(Figure data in JSON)
%%
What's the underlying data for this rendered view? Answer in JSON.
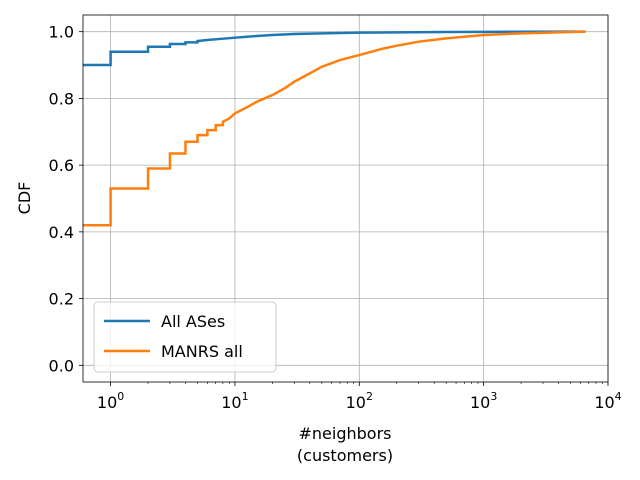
{
  "chart_data": {
    "type": "line",
    "step": true,
    "x_scale": "log",
    "xlim": [
      0.6,
      10000
    ],
    "ylim": [
      -0.05,
      1.05
    ],
    "xlabel": "#neighbors",
    "xlabel2": "(customers)",
    "ylabel": "CDF",
    "grid": true,
    "legend_position": "lower-left",
    "x_ticks": [
      {
        "value": 1,
        "base": "10",
        "exp": "0"
      },
      {
        "value": 10,
        "base": "10",
        "exp": "1"
      },
      {
        "value": 100,
        "base": "10",
        "exp": "2"
      },
      {
        "value": 1000,
        "base": "10",
        "exp": "3"
      },
      {
        "value": 10000,
        "base": "10",
        "exp": "4"
      }
    ],
    "y_ticks": [
      {
        "value": 0.0,
        "label": "0.0"
      },
      {
        "value": 0.2,
        "label": "0.2"
      },
      {
        "value": 0.4,
        "label": "0.4"
      },
      {
        "value": 0.6,
        "label": "0.6"
      },
      {
        "value": 0.8,
        "label": "0.8"
      },
      {
        "value": 1.0,
        "label": "1.0"
      }
    ],
    "series": [
      {
        "name": "All ASes",
        "color": "#1f77b4",
        "points": [
          [
            0.6,
            0.9
          ],
          [
            1,
            0.9
          ],
          [
            1,
            0.94
          ],
          [
            2,
            0.94
          ],
          [
            2,
            0.955
          ],
          [
            3,
            0.955
          ],
          [
            3,
            0.963
          ],
          [
            4,
            0.963
          ],
          [
            4,
            0.968
          ],
          [
            5,
            0.968
          ],
          [
            5,
            0.972
          ],
          [
            6,
            0.975
          ],
          [
            8,
            0.979
          ],
          [
            10,
            0.982
          ],
          [
            15,
            0.987
          ],
          [
            20,
            0.99
          ],
          [
            30,
            0.993
          ],
          [
            50,
            0.995
          ],
          [
            100,
            0.997
          ],
          [
            200,
            0.998
          ],
          [
            500,
            0.999
          ],
          [
            1000,
            0.9995
          ],
          [
            6600,
            1.0
          ]
        ]
      },
      {
        "name": "MANRS all",
        "color": "#ff7f0e",
        "points": [
          [
            0.6,
            0.42
          ],
          [
            1,
            0.42
          ],
          [
            1,
            0.53
          ],
          [
            2,
            0.53
          ],
          [
            2,
            0.59
          ],
          [
            3,
            0.59
          ],
          [
            3,
            0.635
          ],
          [
            4,
            0.635
          ],
          [
            4,
            0.67
          ],
          [
            5,
            0.67
          ],
          [
            5,
            0.69
          ],
          [
            6,
            0.69
          ],
          [
            6,
            0.705
          ],
          [
            7,
            0.705
          ],
          [
            7,
            0.72
          ],
          [
            8,
            0.72
          ],
          [
            8,
            0.73
          ],
          [
            9,
            0.74
          ],
          [
            10,
            0.755
          ],
          [
            12,
            0.77
          ],
          [
            15,
            0.79
          ],
          [
            20,
            0.81
          ],
          [
            25,
            0.83
          ],
          [
            30,
            0.85
          ],
          [
            40,
            0.875
          ],
          [
            50,
            0.895
          ],
          [
            70,
            0.915
          ],
          [
            100,
            0.93
          ],
          [
            150,
            0.948
          ],
          [
            200,
            0.958
          ],
          [
            300,
            0.97
          ],
          [
            500,
            0.98
          ],
          [
            1000,
            0.99
          ],
          [
            2000,
            0.995
          ],
          [
            6600,
            1.0
          ]
        ]
      }
    ]
  }
}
%%
DIRECTIVE: Keep the pictures out of the copy and return the rest of the data above exactly.

WRITTEN ANSWER:
What's the underlying data for this rendered view? Answer in JSON.
{
  "chart_data": {
    "type": "line",
    "step": true,
    "x_scale": "log",
    "xlim": [
      0.6,
      10000
    ],
    "ylim": [
      -0.05,
      1.05
    ],
    "xlabel": "#neighbors",
    "xlabel2": "(customers)",
    "ylabel": "CDF",
    "grid": true,
    "legend_position": "lower-left",
    "x_ticks": [
      {
        "value": 1,
        "base": "10",
        "exp": "0"
      },
      {
        "value": 10,
        "base": "10",
        "exp": "1"
      },
      {
        "value": 100,
        "base": "10",
        "exp": "2"
      },
      {
        "value": 1000,
        "base": "10",
        "exp": "3"
      },
      {
        "value": 10000,
        "base": "10",
        "exp": "4"
      }
    ],
    "y_ticks": [
      {
        "value": 0.0,
        "label": "0.0"
      },
      {
        "value": 0.2,
        "label": "0.2"
      },
      {
        "value": 0.4,
        "label": "0.4"
      },
      {
        "value": 0.6,
        "label": "0.6"
      },
      {
        "value": 0.8,
        "label": "0.8"
      },
      {
        "value": 1.0,
        "label": "1.0"
      }
    ],
    "series": [
      {
        "name": "All ASes",
        "color": "#1f77b4",
        "points": [
          [
            0.6,
            0.9
          ],
          [
            1,
            0.9
          ],
          [
            1,
            0.94
          ],
          [
            2,
            0.94
          ],
          [
            2,
            0.955
          ],
          [
            3,
            0.955
          ],
          [
            3,
            0.963
          ],
          [
            4,
            0.963
          ],
          [
            4,
            0.968
          ],
          [
            5,
            0.968
          ],
          [
            5,
            0.972
          ],
          [
            6,
            0.975
          ],
          [
            8,
            0.979
          ],
          [
            10,
            0.982
          ],
          [
            15,
            0.987
          ],
          [
            20,
            0.99
          ],
          [
            30,
            0.993
          ],
          [
            50,
            0.995
          ],
          [
            100,
            0.997
          ],
          [
            200,
            0.998
          ],
          [
            500,
            0.999
          ],
          [
            1000,
            0.9995
          ],
          [
            6600,
            1.0
          ]
        ]
      },
      {
        "name": "MANRS all",
        "color": "#ff7f0e",
        "points": [
          [
            0.6,
            0.42
          ],
          [
            1,
            0.42
          ],
          [
            1,
            0.53
          ],
          [
            2,
            0.53
          ],
          [
            2,
            0.59
          ],
          [
            3,
            0.59
          ],
          [
            3,
            0.635
          ],
          [
            4,
            0.635
          ],
          [
            4,
            0.67
          ],
          [
            5,
            0.67
          ],
          [
            5,
            0.69
          ],
          [
            6,
            0.69
          ],
          [
            6,
            0.705
          ],
          [
            7,
            0.705
          ],
          [
            7,
            0.72
          ],
          [
            8,
            0.72
          ],
          [
            8,
            0.73
          ],
          [
            9,
            0.74
          ],
          [
            10,
            0.755
          ],
          [
            12,
            0.77
          ],
          [
            15,
            0.79
          ],
          [
            20,
            0.81
          ],
          [
            25,
            0.83
          ],
          [
            30,
            0.85
          ],
          [
            40,
            0.875
          ],
          [
            50,
            0.895
          ],
          [
            70,
            0.915
          ],
          [
            100,
            0.93
          ],
          [
            150,
            0.948
          ],
          [
            200,
            0.958
          ],
          [
            300,
            0.97
          ],
          [
            500,
            0.98
          ],
          [
            1000,
            0.99
          ],
          [
            2000,
            0.995
          ],
          [
            6600,
            1.0
          ]
        ]
      }
    ]
  }
}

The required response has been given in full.